Dataset entries:
___

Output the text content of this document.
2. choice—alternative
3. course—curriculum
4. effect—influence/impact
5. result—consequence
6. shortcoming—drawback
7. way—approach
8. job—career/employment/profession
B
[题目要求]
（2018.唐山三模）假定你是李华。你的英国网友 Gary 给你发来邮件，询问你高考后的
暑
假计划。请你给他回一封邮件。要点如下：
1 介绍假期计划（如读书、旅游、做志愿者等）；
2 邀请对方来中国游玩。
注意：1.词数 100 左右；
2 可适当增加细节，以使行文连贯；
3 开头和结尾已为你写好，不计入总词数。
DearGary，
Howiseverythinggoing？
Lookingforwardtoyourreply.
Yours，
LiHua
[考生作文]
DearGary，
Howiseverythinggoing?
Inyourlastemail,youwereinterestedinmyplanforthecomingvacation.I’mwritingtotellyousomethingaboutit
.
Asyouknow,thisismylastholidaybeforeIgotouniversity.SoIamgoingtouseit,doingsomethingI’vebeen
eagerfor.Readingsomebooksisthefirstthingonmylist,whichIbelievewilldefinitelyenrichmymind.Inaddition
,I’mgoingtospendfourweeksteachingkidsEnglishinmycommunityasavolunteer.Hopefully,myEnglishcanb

___

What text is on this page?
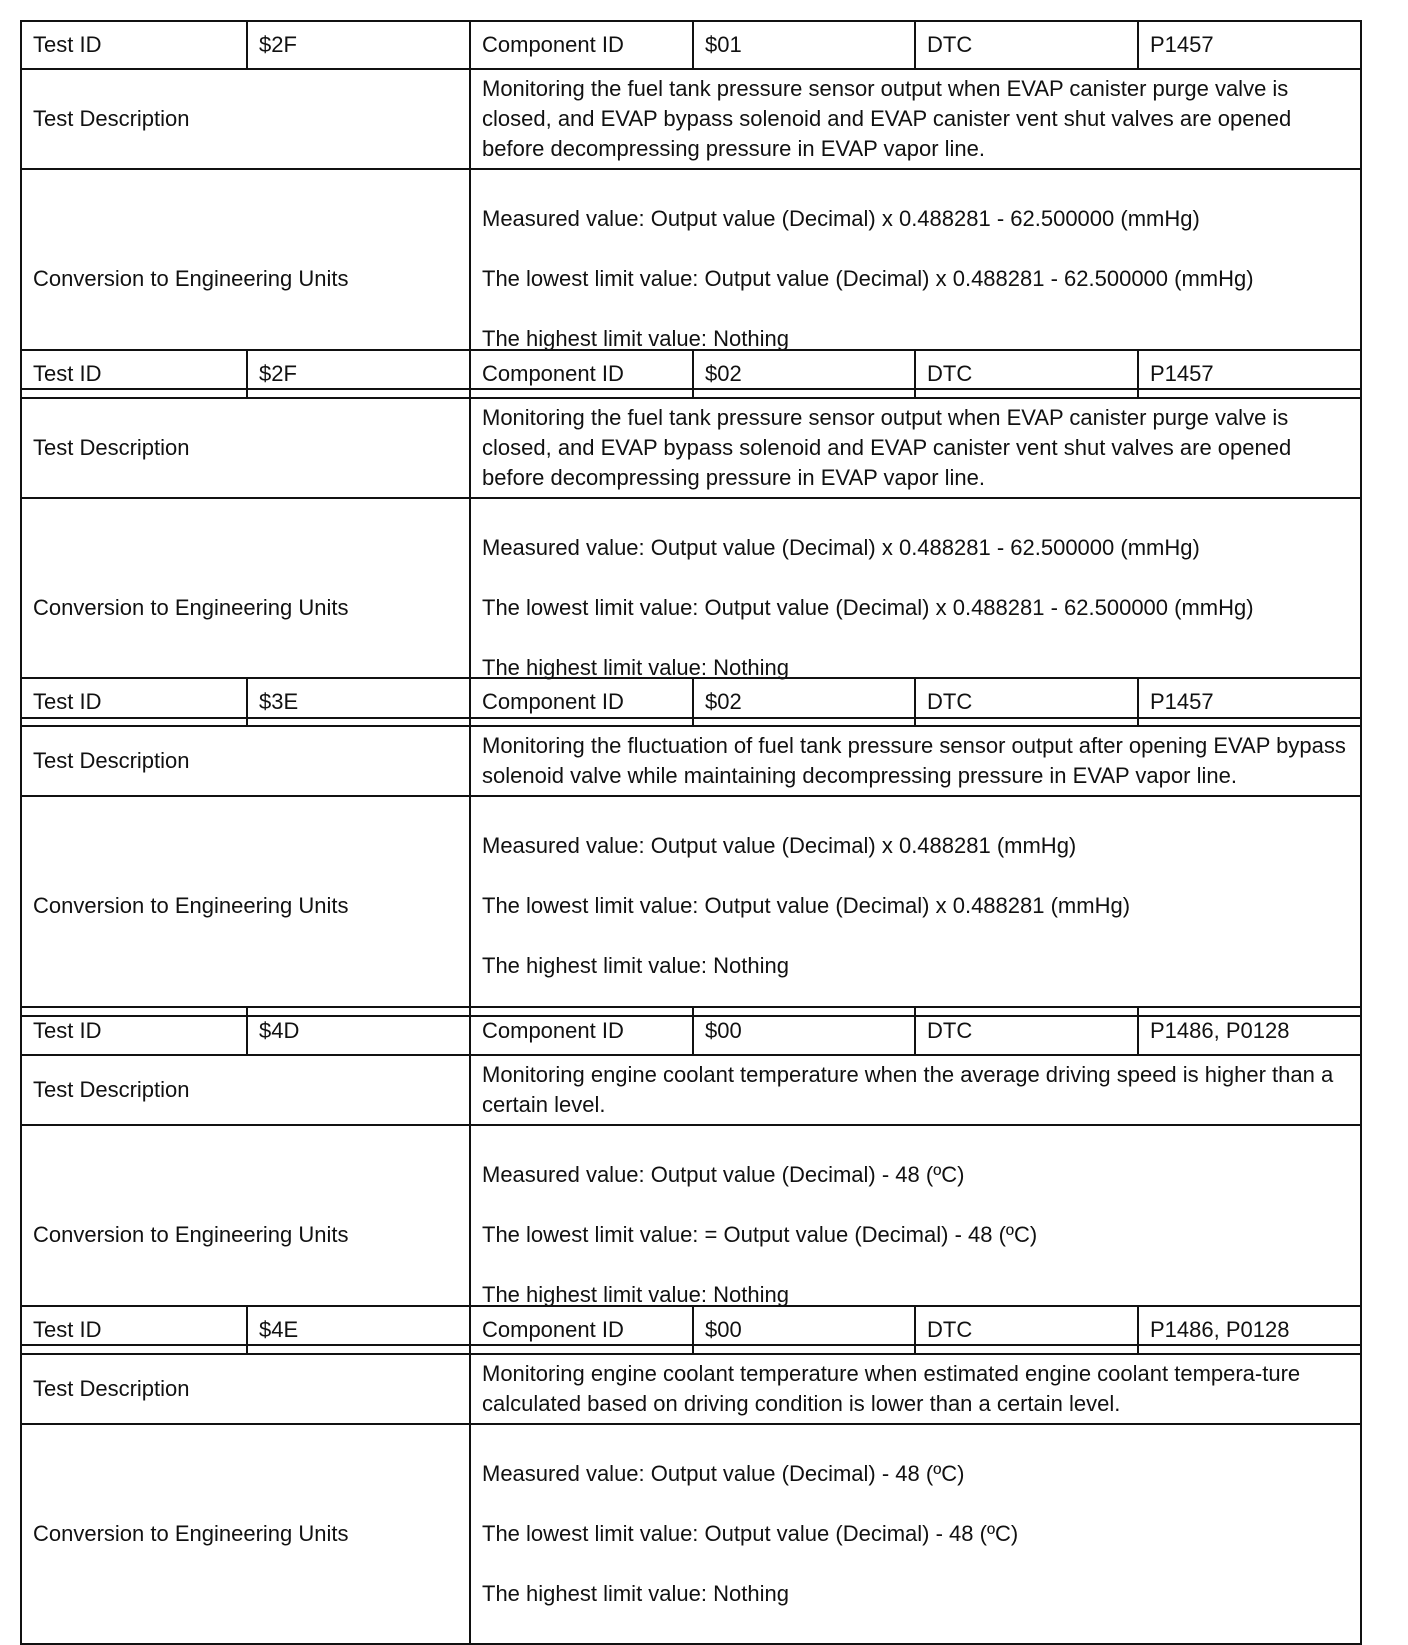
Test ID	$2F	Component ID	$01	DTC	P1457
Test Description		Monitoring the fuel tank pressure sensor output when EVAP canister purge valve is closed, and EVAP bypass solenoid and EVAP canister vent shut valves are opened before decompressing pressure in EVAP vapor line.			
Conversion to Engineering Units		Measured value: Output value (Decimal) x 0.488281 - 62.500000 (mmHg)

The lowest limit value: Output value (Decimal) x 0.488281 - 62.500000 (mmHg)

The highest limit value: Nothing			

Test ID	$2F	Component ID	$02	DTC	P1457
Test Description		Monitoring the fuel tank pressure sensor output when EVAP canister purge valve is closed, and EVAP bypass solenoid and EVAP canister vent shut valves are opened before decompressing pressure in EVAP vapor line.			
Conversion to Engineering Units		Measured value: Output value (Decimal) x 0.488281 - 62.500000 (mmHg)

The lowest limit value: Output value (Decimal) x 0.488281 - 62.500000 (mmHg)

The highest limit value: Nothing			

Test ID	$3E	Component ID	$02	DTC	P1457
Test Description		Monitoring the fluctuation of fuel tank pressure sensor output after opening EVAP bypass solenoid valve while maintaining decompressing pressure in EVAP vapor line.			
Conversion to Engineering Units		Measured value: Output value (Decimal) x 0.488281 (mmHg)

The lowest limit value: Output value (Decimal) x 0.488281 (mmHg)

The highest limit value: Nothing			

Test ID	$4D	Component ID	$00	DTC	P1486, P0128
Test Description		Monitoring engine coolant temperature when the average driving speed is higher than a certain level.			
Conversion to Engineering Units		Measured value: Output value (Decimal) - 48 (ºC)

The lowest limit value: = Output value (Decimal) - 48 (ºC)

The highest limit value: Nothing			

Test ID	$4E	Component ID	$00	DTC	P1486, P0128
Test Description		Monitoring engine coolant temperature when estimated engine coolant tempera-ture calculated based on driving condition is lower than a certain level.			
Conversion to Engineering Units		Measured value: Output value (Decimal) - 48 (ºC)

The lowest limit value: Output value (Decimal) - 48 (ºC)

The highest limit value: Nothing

___

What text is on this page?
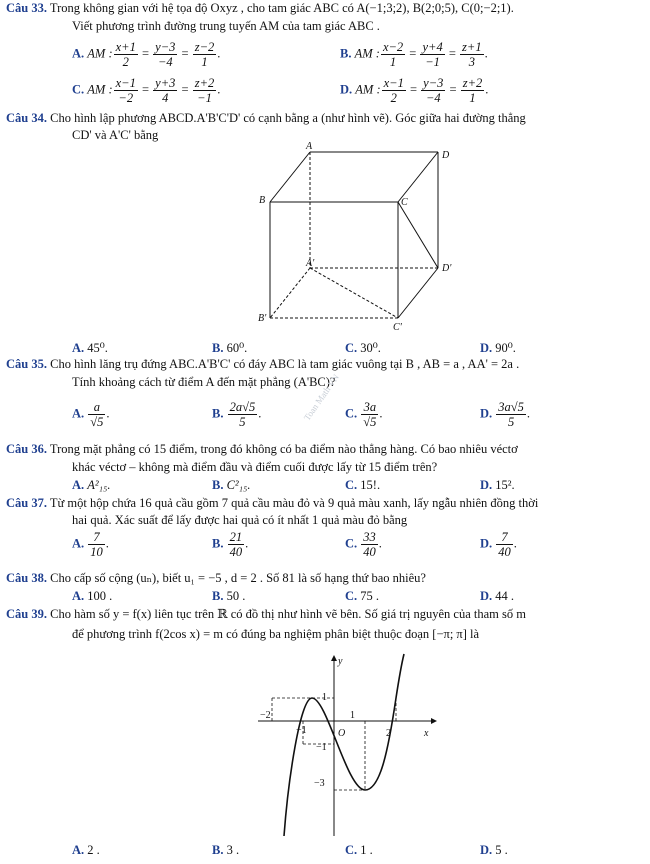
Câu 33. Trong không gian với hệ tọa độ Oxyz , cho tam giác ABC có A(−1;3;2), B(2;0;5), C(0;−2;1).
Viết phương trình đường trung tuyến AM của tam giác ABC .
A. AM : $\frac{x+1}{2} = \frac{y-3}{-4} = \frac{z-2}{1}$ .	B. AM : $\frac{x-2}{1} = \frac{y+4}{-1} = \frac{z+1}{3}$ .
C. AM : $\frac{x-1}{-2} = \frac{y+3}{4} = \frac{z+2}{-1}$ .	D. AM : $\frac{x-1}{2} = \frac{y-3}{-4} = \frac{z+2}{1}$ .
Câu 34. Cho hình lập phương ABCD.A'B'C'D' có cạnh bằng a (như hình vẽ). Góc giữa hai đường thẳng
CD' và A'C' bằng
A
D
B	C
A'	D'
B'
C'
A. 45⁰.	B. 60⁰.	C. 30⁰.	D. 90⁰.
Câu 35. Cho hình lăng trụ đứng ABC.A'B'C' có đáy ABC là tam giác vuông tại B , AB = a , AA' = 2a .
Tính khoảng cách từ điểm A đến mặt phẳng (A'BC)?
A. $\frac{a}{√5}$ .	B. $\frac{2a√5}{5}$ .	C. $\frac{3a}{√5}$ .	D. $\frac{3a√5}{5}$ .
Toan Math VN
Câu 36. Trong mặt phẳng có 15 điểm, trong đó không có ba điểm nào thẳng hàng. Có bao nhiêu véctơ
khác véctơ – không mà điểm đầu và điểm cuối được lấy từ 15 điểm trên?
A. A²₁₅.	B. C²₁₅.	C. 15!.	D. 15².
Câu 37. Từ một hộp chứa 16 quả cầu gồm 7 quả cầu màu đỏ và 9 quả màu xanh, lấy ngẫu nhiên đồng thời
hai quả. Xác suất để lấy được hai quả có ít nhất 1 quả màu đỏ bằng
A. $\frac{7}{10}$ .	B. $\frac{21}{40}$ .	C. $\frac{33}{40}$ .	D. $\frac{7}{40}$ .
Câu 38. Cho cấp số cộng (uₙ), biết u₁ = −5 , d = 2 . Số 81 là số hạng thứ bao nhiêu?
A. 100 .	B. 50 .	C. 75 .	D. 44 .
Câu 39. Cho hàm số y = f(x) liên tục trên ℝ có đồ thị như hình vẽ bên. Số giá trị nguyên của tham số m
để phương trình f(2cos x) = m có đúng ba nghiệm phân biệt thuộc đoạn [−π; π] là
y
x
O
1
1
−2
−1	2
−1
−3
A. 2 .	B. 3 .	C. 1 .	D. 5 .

___

• [Goal] Report only the count of lines that include the string "giác".

• [Task response] 3